#### Exercise instructions:
Which lines in the records below contain the word "请分析新媒体环境下受众的信息接收习惯发生了哪些变化"? Copy each one out.

(A block of data)
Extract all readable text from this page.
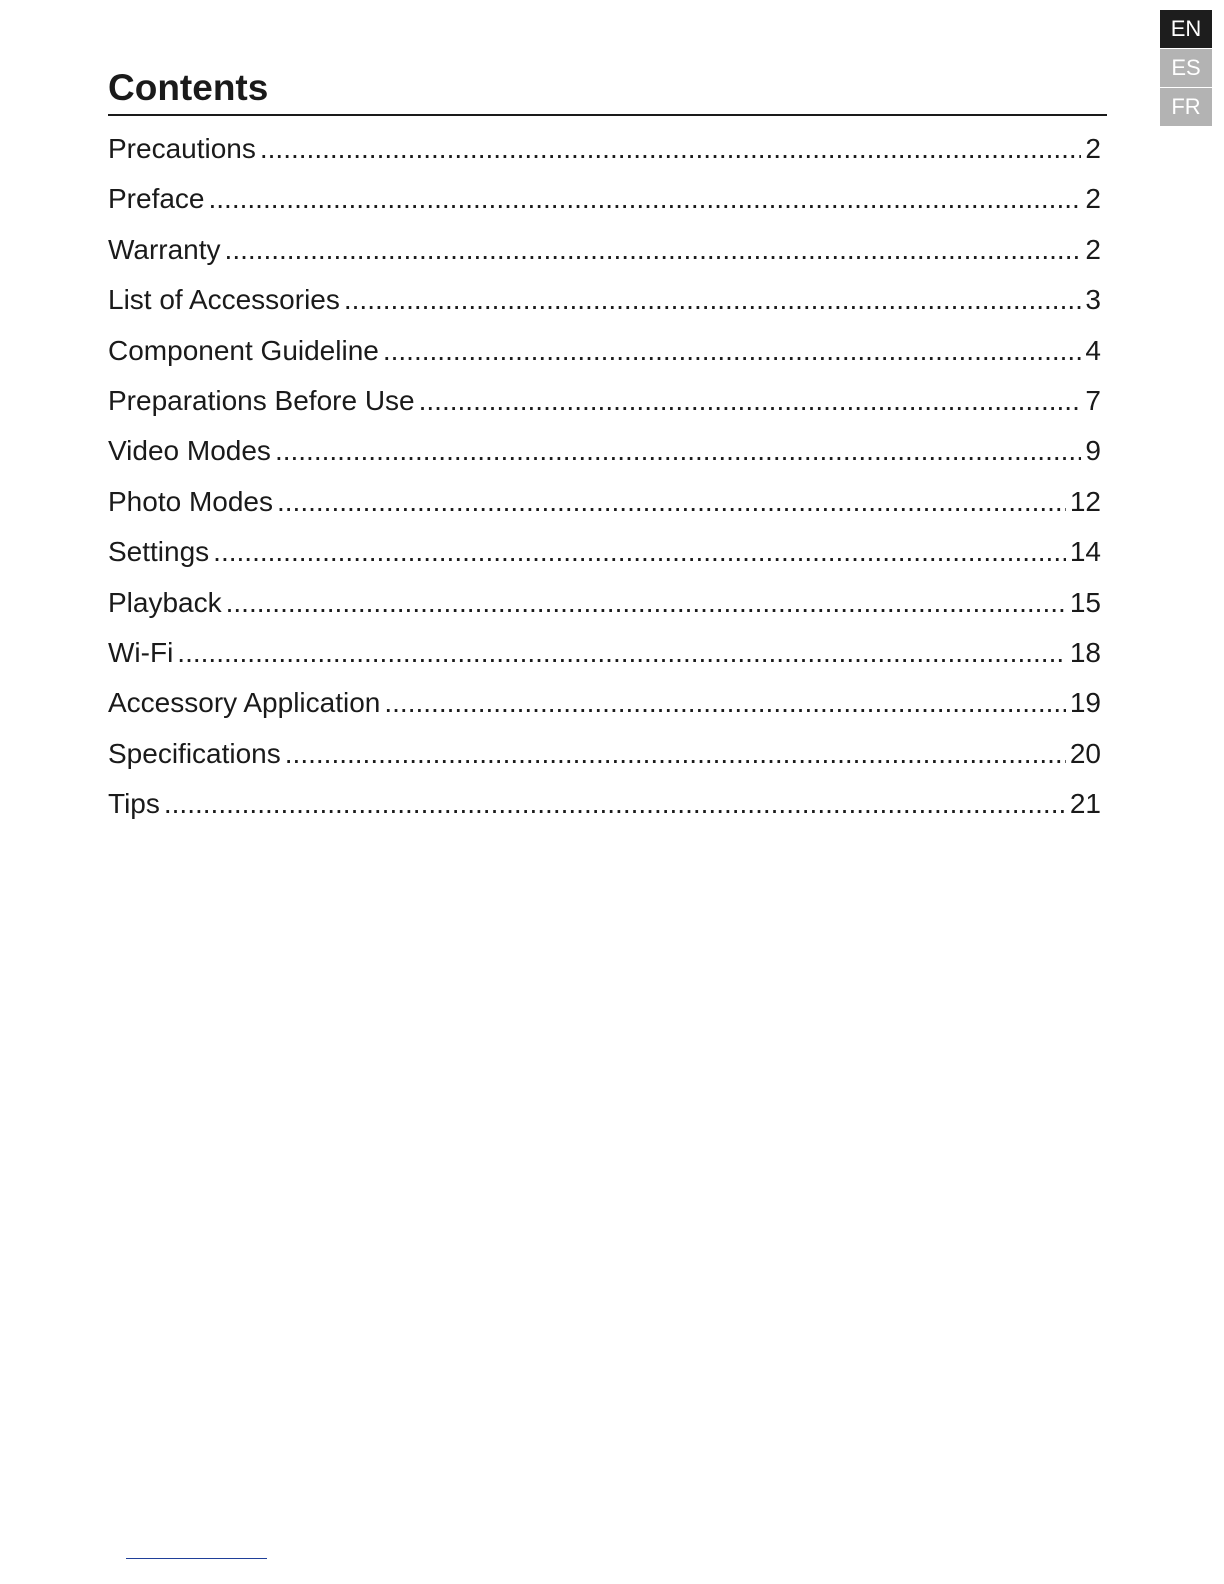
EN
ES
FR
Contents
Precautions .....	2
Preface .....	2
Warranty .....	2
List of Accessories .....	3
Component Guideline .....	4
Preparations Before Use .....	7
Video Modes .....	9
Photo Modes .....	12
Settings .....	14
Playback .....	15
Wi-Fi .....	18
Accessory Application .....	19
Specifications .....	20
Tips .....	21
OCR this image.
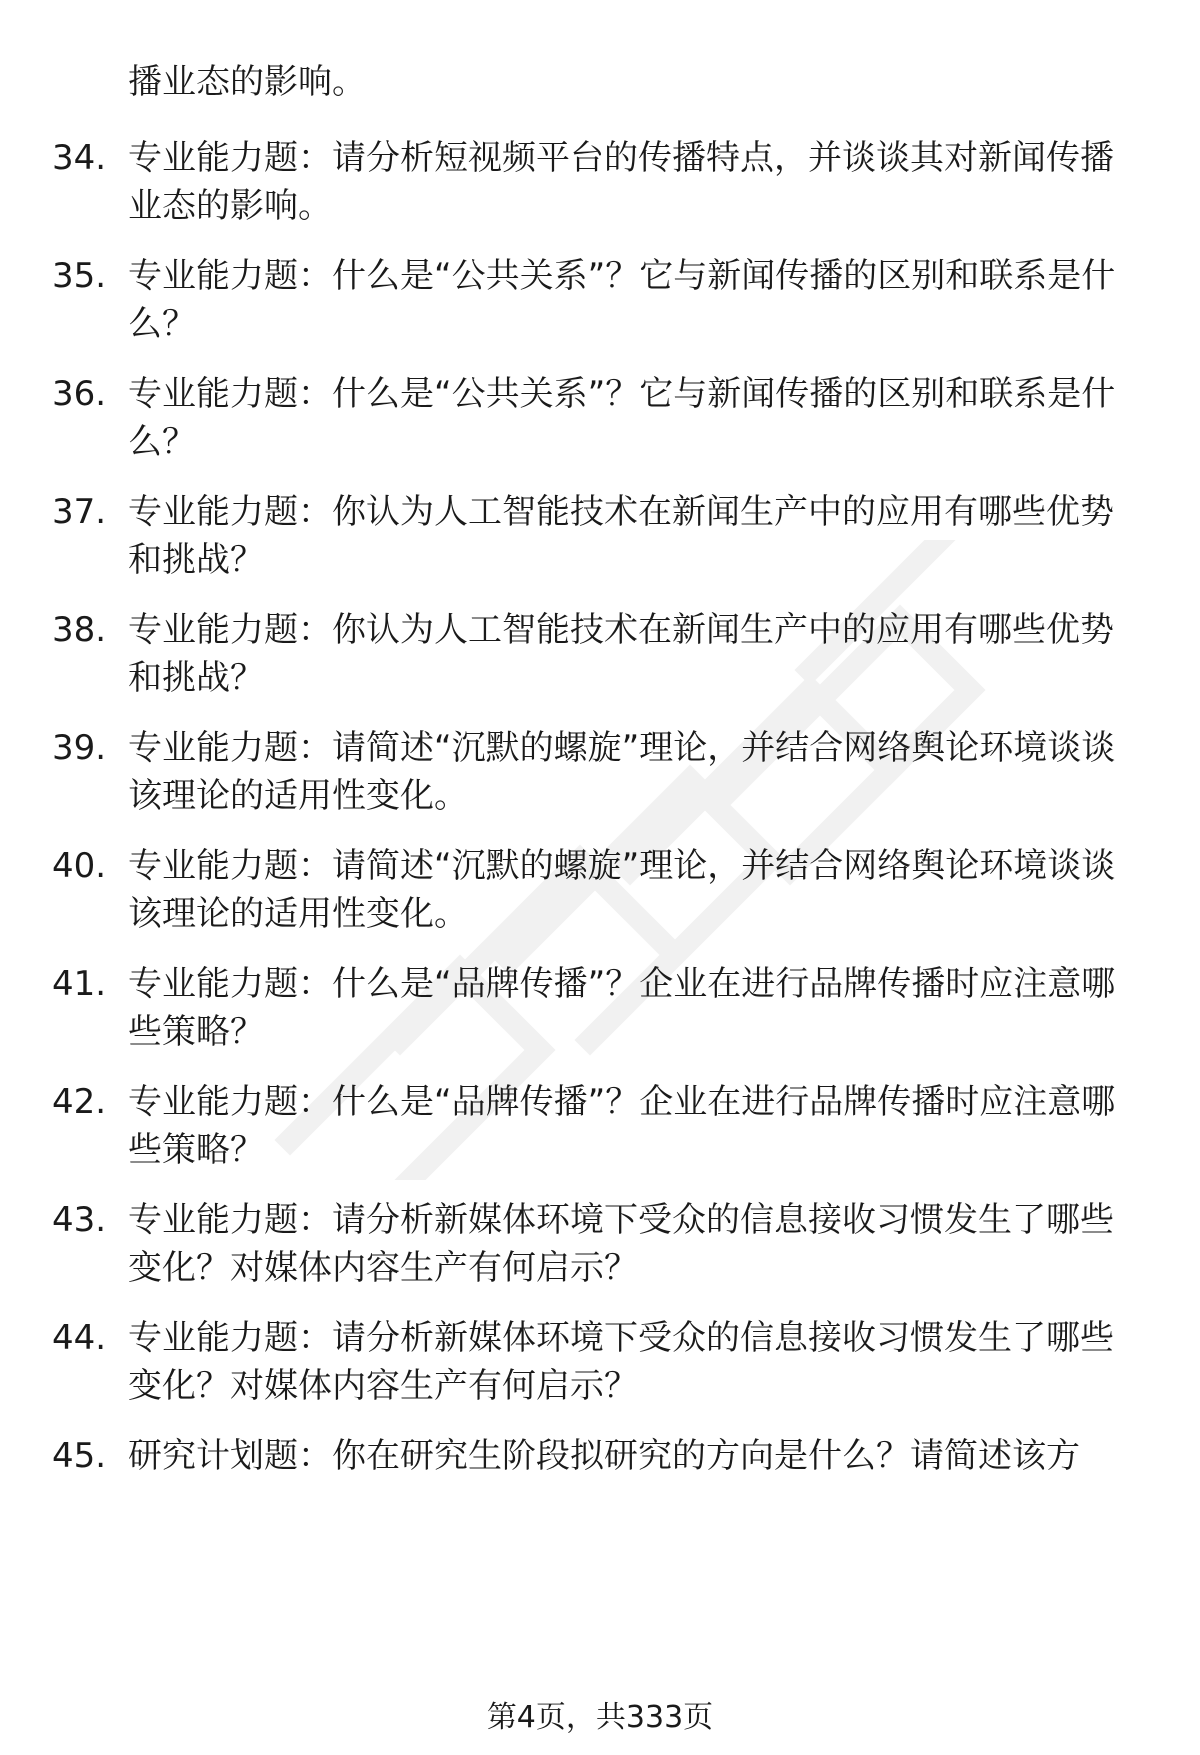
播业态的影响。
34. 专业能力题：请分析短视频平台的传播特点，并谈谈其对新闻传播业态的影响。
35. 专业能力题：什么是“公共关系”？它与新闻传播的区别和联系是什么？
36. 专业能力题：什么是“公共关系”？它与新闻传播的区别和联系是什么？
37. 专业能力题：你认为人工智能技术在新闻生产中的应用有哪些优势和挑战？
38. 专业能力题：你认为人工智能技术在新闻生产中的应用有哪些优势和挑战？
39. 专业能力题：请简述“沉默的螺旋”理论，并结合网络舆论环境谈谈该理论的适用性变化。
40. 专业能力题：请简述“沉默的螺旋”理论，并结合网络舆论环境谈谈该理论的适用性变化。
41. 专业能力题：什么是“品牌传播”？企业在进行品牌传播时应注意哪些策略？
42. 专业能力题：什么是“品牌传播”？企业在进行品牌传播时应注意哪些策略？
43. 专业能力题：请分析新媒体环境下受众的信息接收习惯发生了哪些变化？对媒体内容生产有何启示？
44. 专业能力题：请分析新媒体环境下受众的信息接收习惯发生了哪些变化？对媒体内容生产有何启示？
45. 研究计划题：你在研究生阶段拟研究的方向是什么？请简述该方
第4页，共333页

#### Correct result:
43. 专业能力题：请分析新媒体环境下受众的信息接收习惯发生了哪些变化？对媒体内容生产有何启示？
44. 专业能力题：请分析新媒体环境下受众的信息接收习惯发生了哪些变化？对媒体内容生产有何启示？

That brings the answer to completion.